WHAT YOU NEED TO DO: Count the lines below that contain the word "Democracy" and give only that number.

Data records
--
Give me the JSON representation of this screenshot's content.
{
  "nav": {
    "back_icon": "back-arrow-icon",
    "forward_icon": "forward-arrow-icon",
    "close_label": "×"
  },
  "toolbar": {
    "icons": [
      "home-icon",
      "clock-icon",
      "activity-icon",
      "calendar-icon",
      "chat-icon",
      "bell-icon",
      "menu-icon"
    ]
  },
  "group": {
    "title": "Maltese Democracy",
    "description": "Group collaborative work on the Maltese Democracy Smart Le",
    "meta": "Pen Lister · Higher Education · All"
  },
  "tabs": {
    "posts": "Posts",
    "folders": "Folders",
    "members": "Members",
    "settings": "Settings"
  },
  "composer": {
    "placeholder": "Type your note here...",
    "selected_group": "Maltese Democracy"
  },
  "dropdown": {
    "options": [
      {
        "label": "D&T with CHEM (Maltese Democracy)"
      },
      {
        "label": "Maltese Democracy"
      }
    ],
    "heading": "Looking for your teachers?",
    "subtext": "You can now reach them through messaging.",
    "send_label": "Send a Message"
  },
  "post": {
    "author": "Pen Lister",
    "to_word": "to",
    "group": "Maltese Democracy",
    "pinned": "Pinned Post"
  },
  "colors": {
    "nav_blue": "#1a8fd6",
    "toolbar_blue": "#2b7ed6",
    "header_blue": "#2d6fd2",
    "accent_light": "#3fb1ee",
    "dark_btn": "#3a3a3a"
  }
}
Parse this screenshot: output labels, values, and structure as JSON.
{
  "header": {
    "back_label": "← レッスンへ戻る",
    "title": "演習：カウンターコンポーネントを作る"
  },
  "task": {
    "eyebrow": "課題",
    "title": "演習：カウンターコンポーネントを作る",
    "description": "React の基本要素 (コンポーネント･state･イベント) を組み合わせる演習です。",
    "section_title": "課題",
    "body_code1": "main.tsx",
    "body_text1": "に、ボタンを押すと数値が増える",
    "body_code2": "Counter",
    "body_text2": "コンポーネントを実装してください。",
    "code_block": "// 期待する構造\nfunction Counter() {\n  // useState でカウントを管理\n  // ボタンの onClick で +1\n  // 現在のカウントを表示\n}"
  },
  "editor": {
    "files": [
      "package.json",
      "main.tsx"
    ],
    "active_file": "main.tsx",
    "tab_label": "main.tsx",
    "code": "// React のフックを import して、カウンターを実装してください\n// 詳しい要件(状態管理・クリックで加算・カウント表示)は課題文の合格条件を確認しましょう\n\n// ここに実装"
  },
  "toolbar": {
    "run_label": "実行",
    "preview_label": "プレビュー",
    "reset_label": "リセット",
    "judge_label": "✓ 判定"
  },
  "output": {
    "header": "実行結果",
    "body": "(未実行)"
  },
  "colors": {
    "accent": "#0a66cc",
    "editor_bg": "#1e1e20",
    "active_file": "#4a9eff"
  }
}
--
ANSWER: 6